[Problem description]: Write out the listing below in full and exactly, leaving out every picture.

Start Task data

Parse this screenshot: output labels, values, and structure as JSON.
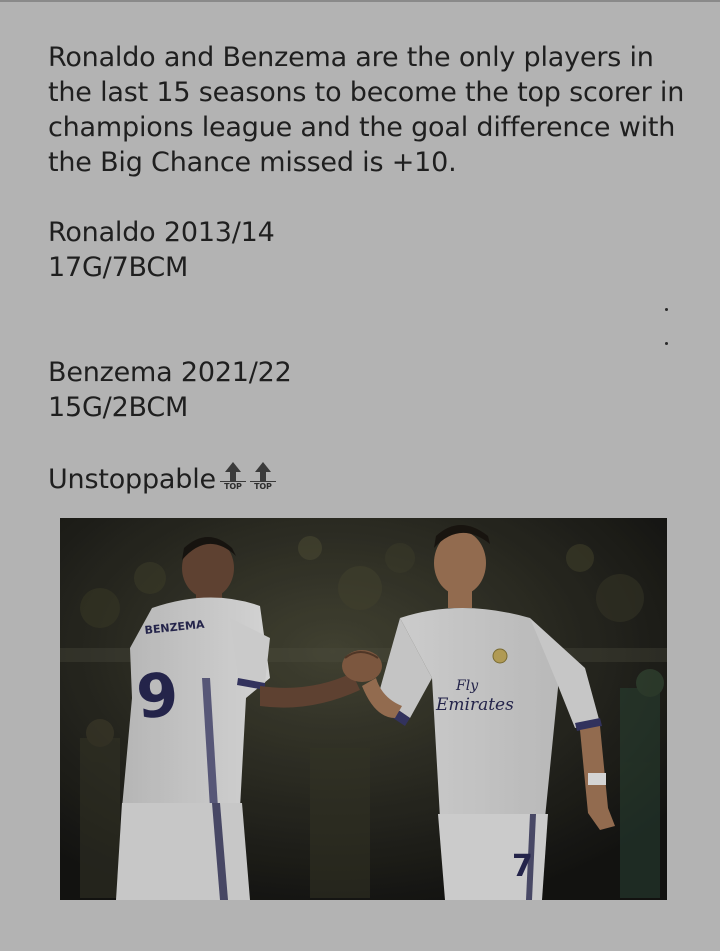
{
  "post": {
    "paragraph1": "Ronaldo and Benzema are the only players in the last 15 seasons to become the top scorer in champions league and the goal difference with the Big Chance missed is +10.",
    "ronaldo_season": "Ronaldo 2013/14",
    "ronaldo_stats": "17G/7BCM",
    "benzema_season": "Benzema 2021/22",
    "benzema_stats": "15G/2BCM",
    "closing_word": "Unstoppable",
    "emoji_label_1": "TOP",
    "emoji_label_2": "TOP",
    "emoji_name": "top-arrow-icon"
  },
  "image": {
    "description_alt": "Benzema and Ronaldo shaking hands in white Real Madrid kits",
    "jersey_back_name": "BENZEMA",
    "jersey_back_number": "9",
    "sponsor_line1": "Fly",
    "sponsor_line2": "Emirates",
    "shorts_number": "7"
  },
  "colors": {
    "background": "#b3b3b3",
    "text": "#1f1f1f"
  }
}
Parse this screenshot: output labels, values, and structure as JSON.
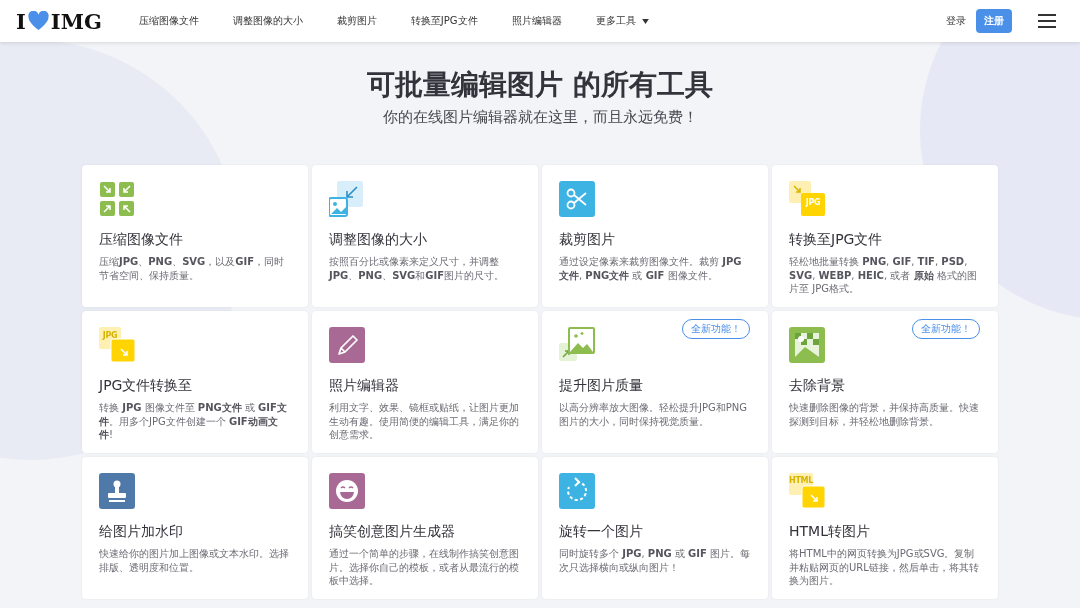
{
  "header": {
    "logo": {
      "left": "I",
      "right": "IMG"
    },
    "nav": [
      {
        "label": "压缩图像文件"
      },
      {
        "label": "调整图像的大小"
      },
      {
        "label": "裁剪图片"
      },
      {
        "label": "转换至JPG文件"
      },
      {
        "label": "照片编辑器"
      },
      {
        "label": "更多工具",
        "dropdown": true
      }
    ],
    "login": "登录",
    "signup": "注册"
  },
  "hero": {
    "title": "可批量编辑图片 的所有工具",
    "subtitle": "你的在线图片编辑器就在这里，而且永远免费！"
  },
  "tools": [
    {
      "kind": "compress",
      "title": "压缩图像文件",
      "description": "压缩**JPG**、**PNG**、**SVG**，以及**GIF**，同时节省空间、保持质量。"
    },
    {
      "kind": "resize",
      "title": "调整图像的大小",
      "description": "按照百分比或像素来定义尺寸，并调整**JPG**、**PNG**、**SVG**和**GIF**图片的尺寸。"
    },
    {
      "kind": "crop",
      "title": "裁剪图片",
      "description": "通过设定像素来裁剪图像文件。裁剪 **JPG文件**, **PNG文件** 或 **GIF** 图像文件。"
    },
    {
      "kind": "to-jpg",
      "icon_text": "JPG",
      "title": "转换至JPG文件",
      "description": "轻松地批量转换 **PNG**, **GIF**, **TIF**, **PSD**, **SVG**, **WEBP**, **HEIC**, 或者 **原始** 格式的图片至 JPG格式。"
    },
    {
      "kind": "from-jpg",
      "icon_text": "JPG",
      "title": "JPG文件转换至",
      "description": "转换 **JPG** 图像文件至 **PNG文件** 或 **GIF文件**。用多个JPG文件创建一个 **GIF动画文件**!"
    },
    {
      "kind": "edit",
      "title": "照片编辑器",
      "description": "利用文字、效果、镜框或贴纸，让图片更加生动有趣。使用简便的编辑工具，满足你的创意需求。"
    },
    {
      "kind": "upscale",
      "title": "提升图片质量",
      "description": "以高分辨率放大图像。轻松提升JPG和PNG图片的大小，同时保持视觉质量。",
      "badge": "全新功能！"
    },
    {
      "kind": "remove-bg",
      "title": "去除背景",
      "description": "快速删除图像的背景，并保持高质量。快速探测到目标，并轻松地删除背景。",
      "badge": "全新功能！"
    },
    {
      "kind": "watermark",
      "title": "给图片加水印",
      "description": "快速给你的图片加上图像或文本水印。选择排版、透明度和位置。"
    },
    {
      "kind": "meme",
      "title": "搞笑创意图片生成器",
      "description": "通过一个简单的步骤，在线制作搞笑创意图片。选择你自己的模板，或者从最流行的模板中选择。"
    },
    {
      "kind": "rotate",
      "title": "旋转一个图片",
      "description": "同时旋转多个 **JPG**, **PNG** 或 **GIF** 图片。每次只选择横向或纵向图片！"
    },
    {
      "kind": "html",
      "icon_text": "HTML",
      "title": "HTML转图片",
      "description": "将HTML中的网页转换为JPG或SVG。复制并粘贴网页的URL链接，然后单击，将其转换为图片。"
    }
  ]
}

End Task data

[Task result]:
Parse this screenshot: output labels, values, and structure as JSON.
{
  "post": {
    "paragraph1": "Ronaldo and Benzema are the only players in the last 15 seasons to become the top scorer in champions league and the goal difference with the Big Chance missed is +10.",
    "ronaldo_season": "Ronaldo 2013/14",
    "ronaldo_stats": "17G/7BCM",
    "benzema_season": "Benzema 2021/22",
    "benzema_stats": "15G/2BCM",
    "closing_word": "Unstoppable",
    "emoji_label_1": "TOP",
    "emoji_label_2": "TOP",
    "emoji_name": "top-arrow-icon"
  },
  "image": {
    "description_alt": "Benzema and Ronaldo shaking hands in white Real Madrid kits",
    "jersey_back_name": "BENZEMA",
    "jersey_back_number": "9",
    "sponsor_line1": "Fly",
    "sponsor_line2": "Emirates",
    "shorts_number": "7"
  },
  "colors": {
    "background": "#b3b3b3",
    "text": "#1f1f1f"
  }
}
Parse this screenshot: output labels, values, and structure as JSON.
{
  "header": {
    "logo": {
      "left": "I",
      "right": "IMG"
    },
    "nav": [
      {
        "label": "压缩图像文件"
      },
      {
        "label": "调整图像的大小"
      },
      {
        "label": "裁剪图片"
      },
      {
        "label": "转换至JPG文件"
      },
      {
        "label": "照片编辑器"
      },
      {
        "label": "更多工具",
        "dropdown": true
      }
    ],
    "login": "登录",
    "signup": "注册"
  },
  "hero": {
    "title": "可批量编辑图片 的所有工具",
    "subtitle": "你的在线图片编辑器就在这里，而且永远免费！"
  },
  "tools": [
    {
      "kind": "compress",
      "title": "压缩图像文件",
      "description": "压缩**JPG**、**PNG**、**SVG**，以及**GIF**，同时节省空间、保持质量。"
    },
    {
      "kind": "resize",
      "title": "调整图像的大小",
      "description": "按照百分比或像素来定义尺寸，并调整**JPG**、**PNG**、**SVG**和**GIF**图片的尺寸。"
    },
    {
      "kind": "crop",
      "title": "裁剪图片",
      "description": "通过设定像素来裁剪图像文件。裁剪 **JPG文件**, **PNG文件** 或 **GIF** 图像文件。"
    },
    {
      "kind": "to-jpg",
      "icon_text": "JPG",
      "title": "转换至JPG文件",
      "description": "轻松地批量转换 **PNG**, **GIF**, **TIF**, **PSD**, **SVG**, **WEBP**, **HEIC**, 或者 **原始** 格式的图片至 JPG格式。"
    },
    {
      "kind": "from-jpg",
      "icon_text": "JPG",
      "title": "JPG文件转换至",
      "description": "转换 **JPG** 图像文件至 **PNG文件** 或 **GIF文件**。用多个JPG文件创建一个 **GIF动画文件**!"
    },
    {
      "kind": "edit",
      "title": "照片编辑器",
      "description": "利用文字、效果、镜框或贴纸，让图片更加生动有趣。使用简便的编辑工具，满足你的创意需求。"
    },
    {
      "kind": "upscale",
      "title": "提升图片质量",
      "description": "以高分辨率放大图像。轻松提升JPG和PNG图片的大小，同时保持视觉质量。",
      "badge": "全新功能！"
    },
    {
      "kind": "remove-bg",
      "title": "去除背景",
      "description": "快速删除图像的背景，并保持高质量。快速探测到目标，并轻松地删除背景。",
      "badge": "全新功能！"
    },
    {
      "kind": "watermark",
      "title": "给图片加水印",
      "description": "快速给你的图片加上图像或文本水印。选择排版、透明度和位置。"
    },
    {
      "kind": "meme",
      "title": "搞笑创意图片生成器",
      "description": "通过一个简单的步骤，在线制作搞笑创意图片。选择你自己的模板，或者从最流行的模板中选择。"
    },
    {
      "kind": "rotate",
      "title": "旋转一个图片",
      "description": "同时旋转多个 **JPG**, **PNG** 或 **GIF** 图片。每次只选择横向或纵向图片！"
    },
    {
      "kind": "html",
      "icon_text": "HTML",
      "title": "HTML转图片",
      "description": "将HTML中的网页转换为JPG或SVG。复制并粘贴网页的URL链接，然后单击，将其转换为图片。"
    }
  ]
}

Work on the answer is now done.